Target-driven machine-learning-enabled virtual screening is a machine learning tool developed to accelerate the early-stage hit identification. In this repository, you can find all you need to launch virtual screening against your target protein with different types of input information:
- Mimimum info: a single uniport ID of your target protein (starting point 1);
- Intermediate info: Compound datasets containing active and inactive molecules against homologies of your target of interest (starting point 2);
- Advanced info: Compound datasets containing active molecules directly against your target of interest (starting point 3).
For more information, please refer to our paper (Yuemin Bian): https://www.frontiersin.org/articles/10.3389/fmolb.2023.1163536/full
Scheme of the workflow implemented in the TAME-VS platform.
The Starting_point[1-3].sh are the production scripts for launching vritual screening with different types of inputs. Clone the entire repository to your local machine prior to start.
To run the virtual screening, you need to install miniconda.

#### PROMPT 1
According to the TAME-VS page text, what do you need to install to run the virtual screening?
#### PROMPT 2
Proceed with the TAME-VS page text, starting after its last sentence.
The listing after this is not needed for any of the work.

Stored data entries
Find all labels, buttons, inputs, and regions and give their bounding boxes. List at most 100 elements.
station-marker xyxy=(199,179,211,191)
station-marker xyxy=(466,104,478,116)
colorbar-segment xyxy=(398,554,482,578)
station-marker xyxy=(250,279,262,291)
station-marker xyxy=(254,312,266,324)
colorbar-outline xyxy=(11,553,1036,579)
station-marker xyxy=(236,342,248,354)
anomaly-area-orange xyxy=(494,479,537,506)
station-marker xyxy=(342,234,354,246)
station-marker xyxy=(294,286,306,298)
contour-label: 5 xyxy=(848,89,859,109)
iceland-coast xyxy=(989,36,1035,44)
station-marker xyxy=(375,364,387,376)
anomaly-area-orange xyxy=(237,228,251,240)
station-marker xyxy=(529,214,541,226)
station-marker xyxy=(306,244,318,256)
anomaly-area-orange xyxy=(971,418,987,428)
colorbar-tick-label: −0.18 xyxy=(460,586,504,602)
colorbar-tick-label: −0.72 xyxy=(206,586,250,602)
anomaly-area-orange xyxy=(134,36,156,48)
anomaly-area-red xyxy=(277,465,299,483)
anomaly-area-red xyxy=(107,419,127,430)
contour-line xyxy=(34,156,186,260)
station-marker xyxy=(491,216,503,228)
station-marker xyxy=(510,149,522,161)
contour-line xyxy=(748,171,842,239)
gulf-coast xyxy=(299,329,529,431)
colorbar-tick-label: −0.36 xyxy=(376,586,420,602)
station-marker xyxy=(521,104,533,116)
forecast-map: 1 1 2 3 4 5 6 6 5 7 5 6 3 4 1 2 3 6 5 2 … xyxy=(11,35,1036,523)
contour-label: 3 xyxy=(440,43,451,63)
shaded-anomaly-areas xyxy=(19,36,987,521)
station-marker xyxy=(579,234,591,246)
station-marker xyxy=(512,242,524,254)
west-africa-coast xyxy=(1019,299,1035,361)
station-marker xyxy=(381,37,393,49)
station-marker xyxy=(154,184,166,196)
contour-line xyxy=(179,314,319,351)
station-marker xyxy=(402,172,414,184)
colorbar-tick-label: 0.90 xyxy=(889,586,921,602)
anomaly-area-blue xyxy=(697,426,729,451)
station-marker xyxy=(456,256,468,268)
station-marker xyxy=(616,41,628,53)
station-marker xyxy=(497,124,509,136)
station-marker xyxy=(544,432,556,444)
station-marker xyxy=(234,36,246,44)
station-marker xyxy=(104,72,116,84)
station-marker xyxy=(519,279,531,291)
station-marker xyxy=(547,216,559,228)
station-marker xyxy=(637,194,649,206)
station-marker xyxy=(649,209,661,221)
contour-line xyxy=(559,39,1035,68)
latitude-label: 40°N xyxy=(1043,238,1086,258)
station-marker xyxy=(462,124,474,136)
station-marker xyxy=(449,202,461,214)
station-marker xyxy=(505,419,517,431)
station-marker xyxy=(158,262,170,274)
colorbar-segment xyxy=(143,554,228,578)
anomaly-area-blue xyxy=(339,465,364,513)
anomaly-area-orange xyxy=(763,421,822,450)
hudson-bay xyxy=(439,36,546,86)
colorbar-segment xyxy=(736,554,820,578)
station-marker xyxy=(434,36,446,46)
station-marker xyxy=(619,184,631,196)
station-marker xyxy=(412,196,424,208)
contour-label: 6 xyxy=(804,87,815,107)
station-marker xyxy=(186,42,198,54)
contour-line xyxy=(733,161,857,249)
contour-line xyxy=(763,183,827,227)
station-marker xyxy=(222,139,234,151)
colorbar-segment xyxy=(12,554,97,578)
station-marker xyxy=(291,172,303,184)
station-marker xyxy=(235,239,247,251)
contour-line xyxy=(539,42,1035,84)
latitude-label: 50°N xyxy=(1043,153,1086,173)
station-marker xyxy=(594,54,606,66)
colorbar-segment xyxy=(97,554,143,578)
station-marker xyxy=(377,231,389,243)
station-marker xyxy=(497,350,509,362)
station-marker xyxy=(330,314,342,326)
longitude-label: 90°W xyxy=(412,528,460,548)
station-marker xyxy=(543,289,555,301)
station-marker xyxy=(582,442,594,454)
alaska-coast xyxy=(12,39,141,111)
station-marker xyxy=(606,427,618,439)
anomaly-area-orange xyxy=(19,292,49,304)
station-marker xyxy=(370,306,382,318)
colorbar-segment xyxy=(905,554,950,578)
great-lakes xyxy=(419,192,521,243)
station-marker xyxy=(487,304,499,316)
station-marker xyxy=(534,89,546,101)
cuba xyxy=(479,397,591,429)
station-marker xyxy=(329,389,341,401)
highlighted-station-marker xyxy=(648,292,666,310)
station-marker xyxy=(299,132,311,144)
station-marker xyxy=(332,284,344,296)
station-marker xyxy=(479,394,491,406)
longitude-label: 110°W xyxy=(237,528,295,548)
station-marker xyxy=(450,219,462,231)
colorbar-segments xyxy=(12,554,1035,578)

#### TASK ANSWER 1
Miniconda.

#### TASK ANSWER 2
Then you need to
- Setup a conda virtual environment with python (3.7) and activate it
conda create -n TAME_VS python=3.7
conda activate TAME_VS
- Install all third-party packages
pip install -r requirements.txt
To use the included Enamine 50k compound library for final ML virtual screening, please run the followig command from 5_Virtural_screening
python Library_preparation.py -i Enamine_diversity_50K.csv -s 1 -c 2 -f Enamine_diversity_50K_morgan_1024_FP
In March 2024, we added a convert.py file to module 5_Virtual_screening. This convert.py can be used to convert a customized .sdf chemical library into the .csv format. Then the Library_preparation.py should be able to be used for fingerprints calculations.
The following example uses starting point 1 as an example.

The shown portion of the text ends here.